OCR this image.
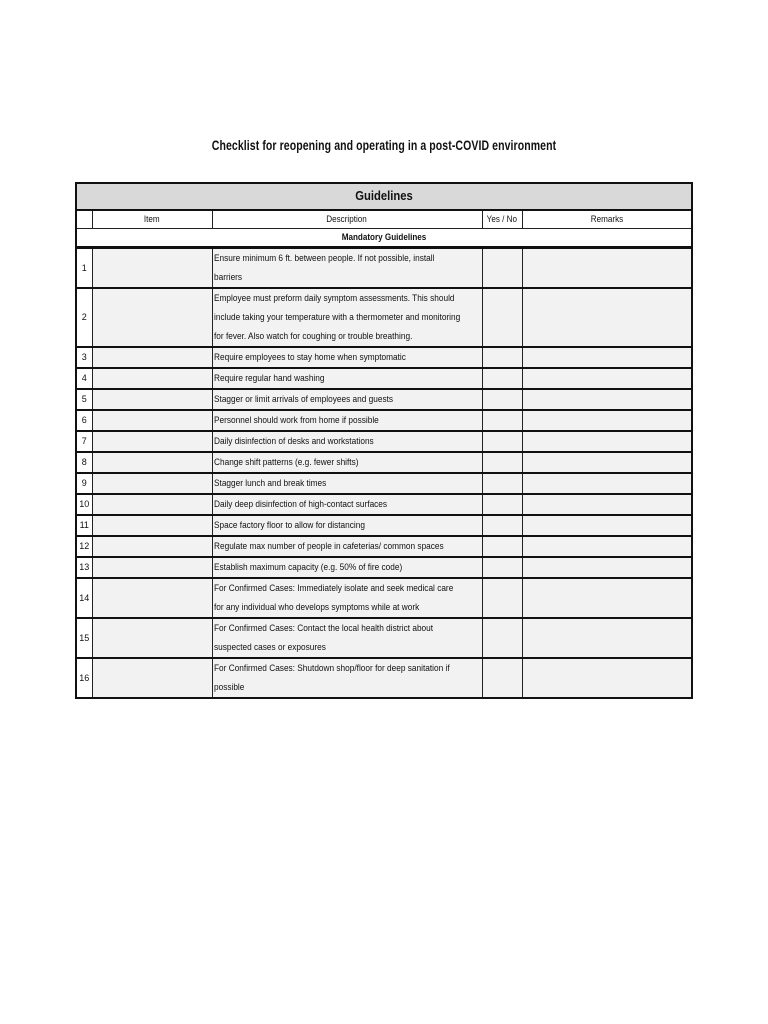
Checklist for reopening and operating in a post-COVID environment
Guidelines				
	Item	Description	Yes / No	Remarks
Mandatory Guidelines				
1		Ensure minimum 6 ft. between people. If not possible, install barriers		

2		Employee must preform daily symptom assessments. This should include taking your temperature with a thermometer and monitoring for fever. Also watch for coughing or trouble breathing.		

3		Require employees to stay home when symptomatic		

4		Require regular hand washing		

5		Stagger or limit arrivals of employees and guests		

6		Personnel should work from home if possible		

7		Daily disinfection of desks and workstations		

8		Change shift patterns (e.g. fewer shifts)		

9		Stagger lunch and break times		

10		Daily deep disinfection of high-contact surfaces		

11		Space factory floor to allow for distancing		

12		Regulate max number of people in cafeterias/ common spaces		

13		Establish maximum capacity (e.g. 50% of fire code)		

14		For Confirmed Cases: Immediately isolate and seek medical care for any individual who develops symptoms while at work		

15		For Confirmed Cases: Contact the local health district about suspected cases or exposures		

16		For Confirmed Cases: Shutdown shop/floor for deep sanitation if possible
--------------------
TASK PROMPT: Note every line above where the string "floor" shows up, and copy those lines.

EXPECTED ANSWER:
11		Space factory floor to allow for distancing		
16		For Confirmed Cases: Shutdown shop/floor for deep sanitation if possible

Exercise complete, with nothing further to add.